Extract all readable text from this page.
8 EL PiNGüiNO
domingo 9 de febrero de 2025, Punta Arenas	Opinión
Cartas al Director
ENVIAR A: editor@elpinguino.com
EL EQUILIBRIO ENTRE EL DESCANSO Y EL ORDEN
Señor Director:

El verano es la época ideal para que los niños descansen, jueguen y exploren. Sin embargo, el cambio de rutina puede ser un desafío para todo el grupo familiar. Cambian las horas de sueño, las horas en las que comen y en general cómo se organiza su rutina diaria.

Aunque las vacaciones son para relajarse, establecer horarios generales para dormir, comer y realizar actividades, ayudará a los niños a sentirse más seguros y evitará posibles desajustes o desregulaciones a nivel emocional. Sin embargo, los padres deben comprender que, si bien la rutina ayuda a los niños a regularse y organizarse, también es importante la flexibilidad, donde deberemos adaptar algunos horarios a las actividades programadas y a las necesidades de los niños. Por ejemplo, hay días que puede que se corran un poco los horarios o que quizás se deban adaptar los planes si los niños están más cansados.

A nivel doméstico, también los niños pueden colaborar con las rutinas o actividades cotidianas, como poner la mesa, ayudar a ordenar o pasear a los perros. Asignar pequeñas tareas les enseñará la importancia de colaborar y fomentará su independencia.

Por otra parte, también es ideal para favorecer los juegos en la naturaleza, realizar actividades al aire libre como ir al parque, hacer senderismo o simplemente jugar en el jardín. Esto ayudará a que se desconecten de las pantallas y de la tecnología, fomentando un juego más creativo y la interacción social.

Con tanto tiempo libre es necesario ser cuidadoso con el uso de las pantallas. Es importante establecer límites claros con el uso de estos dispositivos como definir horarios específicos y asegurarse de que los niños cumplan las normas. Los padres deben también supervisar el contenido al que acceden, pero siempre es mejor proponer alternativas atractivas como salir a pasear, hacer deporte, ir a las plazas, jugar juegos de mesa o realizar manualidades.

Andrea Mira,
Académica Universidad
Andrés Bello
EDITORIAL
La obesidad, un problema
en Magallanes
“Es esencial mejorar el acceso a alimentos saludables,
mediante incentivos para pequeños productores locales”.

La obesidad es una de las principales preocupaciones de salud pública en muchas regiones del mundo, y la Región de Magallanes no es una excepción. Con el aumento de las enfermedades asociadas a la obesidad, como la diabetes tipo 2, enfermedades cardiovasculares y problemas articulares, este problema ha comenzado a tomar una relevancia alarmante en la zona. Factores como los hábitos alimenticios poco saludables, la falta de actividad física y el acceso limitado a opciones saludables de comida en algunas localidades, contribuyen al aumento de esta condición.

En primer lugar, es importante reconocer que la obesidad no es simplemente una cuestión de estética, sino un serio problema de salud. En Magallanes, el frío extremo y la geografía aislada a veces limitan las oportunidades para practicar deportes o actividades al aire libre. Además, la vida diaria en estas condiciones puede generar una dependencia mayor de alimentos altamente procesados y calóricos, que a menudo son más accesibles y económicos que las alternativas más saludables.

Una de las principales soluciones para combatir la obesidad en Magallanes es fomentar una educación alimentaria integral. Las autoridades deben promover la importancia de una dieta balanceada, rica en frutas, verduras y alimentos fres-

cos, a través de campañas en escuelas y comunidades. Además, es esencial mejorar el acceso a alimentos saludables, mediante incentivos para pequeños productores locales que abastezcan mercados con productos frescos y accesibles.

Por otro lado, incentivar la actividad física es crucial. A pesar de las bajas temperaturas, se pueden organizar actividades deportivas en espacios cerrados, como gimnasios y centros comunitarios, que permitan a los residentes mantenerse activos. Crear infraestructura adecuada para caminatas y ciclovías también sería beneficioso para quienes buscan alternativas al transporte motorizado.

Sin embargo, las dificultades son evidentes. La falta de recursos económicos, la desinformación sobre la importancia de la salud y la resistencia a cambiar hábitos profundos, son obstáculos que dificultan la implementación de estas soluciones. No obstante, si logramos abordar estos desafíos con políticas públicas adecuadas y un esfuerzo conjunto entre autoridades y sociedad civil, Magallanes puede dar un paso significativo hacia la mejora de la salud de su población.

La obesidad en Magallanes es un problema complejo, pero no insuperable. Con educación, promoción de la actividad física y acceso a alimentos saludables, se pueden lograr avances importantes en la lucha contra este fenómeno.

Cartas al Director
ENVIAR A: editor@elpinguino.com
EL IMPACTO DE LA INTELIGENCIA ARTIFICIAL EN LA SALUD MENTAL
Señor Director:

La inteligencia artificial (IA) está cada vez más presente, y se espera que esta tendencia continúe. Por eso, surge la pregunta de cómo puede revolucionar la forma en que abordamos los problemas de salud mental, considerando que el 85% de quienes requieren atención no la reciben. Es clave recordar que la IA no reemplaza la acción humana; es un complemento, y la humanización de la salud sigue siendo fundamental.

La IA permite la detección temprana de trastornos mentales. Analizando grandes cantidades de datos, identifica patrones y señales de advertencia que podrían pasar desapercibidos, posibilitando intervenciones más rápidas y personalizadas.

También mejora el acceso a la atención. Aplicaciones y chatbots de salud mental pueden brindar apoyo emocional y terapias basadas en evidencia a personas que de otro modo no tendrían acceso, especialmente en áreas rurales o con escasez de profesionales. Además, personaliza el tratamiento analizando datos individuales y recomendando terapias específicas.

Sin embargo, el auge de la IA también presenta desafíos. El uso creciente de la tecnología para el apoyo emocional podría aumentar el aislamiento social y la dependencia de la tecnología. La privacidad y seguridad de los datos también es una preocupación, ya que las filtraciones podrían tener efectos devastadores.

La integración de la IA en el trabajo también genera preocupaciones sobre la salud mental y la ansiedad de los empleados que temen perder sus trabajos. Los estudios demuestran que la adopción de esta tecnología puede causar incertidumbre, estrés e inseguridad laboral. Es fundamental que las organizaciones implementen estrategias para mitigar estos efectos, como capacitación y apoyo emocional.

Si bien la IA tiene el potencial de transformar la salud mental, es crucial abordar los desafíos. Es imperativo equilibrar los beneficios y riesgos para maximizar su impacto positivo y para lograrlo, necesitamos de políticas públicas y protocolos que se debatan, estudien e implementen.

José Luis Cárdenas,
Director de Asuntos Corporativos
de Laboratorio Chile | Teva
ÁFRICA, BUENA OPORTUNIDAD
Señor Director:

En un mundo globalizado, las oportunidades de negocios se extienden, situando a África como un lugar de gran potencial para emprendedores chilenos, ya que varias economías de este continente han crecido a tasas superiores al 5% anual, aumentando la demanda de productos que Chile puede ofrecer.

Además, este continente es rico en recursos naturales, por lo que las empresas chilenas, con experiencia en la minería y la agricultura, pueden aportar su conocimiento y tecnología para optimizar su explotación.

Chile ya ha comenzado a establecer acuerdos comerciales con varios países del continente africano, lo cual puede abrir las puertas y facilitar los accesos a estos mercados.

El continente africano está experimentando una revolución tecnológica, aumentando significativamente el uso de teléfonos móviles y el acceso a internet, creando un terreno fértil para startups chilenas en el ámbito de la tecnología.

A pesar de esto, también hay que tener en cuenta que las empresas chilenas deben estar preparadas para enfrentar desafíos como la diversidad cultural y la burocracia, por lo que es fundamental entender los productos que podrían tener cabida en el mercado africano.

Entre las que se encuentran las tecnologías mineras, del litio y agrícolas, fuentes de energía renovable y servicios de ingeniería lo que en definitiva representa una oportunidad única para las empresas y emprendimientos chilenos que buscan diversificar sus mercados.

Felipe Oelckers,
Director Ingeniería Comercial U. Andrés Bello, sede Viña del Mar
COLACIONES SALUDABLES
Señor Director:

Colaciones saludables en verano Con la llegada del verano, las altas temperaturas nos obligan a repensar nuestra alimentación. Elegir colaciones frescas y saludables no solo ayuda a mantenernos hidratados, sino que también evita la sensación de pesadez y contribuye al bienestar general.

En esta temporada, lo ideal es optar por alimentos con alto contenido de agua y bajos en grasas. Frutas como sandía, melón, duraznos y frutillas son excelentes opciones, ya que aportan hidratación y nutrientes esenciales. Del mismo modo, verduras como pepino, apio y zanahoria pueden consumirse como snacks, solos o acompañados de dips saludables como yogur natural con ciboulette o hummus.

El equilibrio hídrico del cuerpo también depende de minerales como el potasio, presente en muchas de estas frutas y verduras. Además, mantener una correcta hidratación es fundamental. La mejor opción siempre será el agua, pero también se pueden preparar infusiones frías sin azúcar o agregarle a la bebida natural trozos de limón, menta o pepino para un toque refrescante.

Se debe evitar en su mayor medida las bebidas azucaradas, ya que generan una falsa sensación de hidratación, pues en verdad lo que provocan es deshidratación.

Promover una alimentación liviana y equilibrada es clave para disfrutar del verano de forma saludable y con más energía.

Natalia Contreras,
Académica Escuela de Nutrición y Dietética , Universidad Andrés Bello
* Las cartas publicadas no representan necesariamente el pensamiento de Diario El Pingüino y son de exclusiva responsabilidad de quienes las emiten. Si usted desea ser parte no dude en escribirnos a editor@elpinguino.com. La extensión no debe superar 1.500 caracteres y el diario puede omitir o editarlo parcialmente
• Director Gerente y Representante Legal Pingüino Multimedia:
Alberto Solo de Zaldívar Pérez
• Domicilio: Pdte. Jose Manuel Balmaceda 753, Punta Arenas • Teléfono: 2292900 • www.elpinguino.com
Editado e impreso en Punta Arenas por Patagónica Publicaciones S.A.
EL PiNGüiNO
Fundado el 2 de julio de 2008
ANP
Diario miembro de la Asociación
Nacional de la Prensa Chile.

◆ TASK
List all lines where "Punta" occurs.

◆ COMPLETED TASK
domingo 9 de febrero de 2025, Punta Arenas	Opinión
• Domicilio: Pdte. Jose Manuel Balmaceda 753, Punta Arenas • Teléfono: 2292900 • www.elpinguino.com
Editado e impreso en Punta Arenas por Patagónica Publicaciones S.A.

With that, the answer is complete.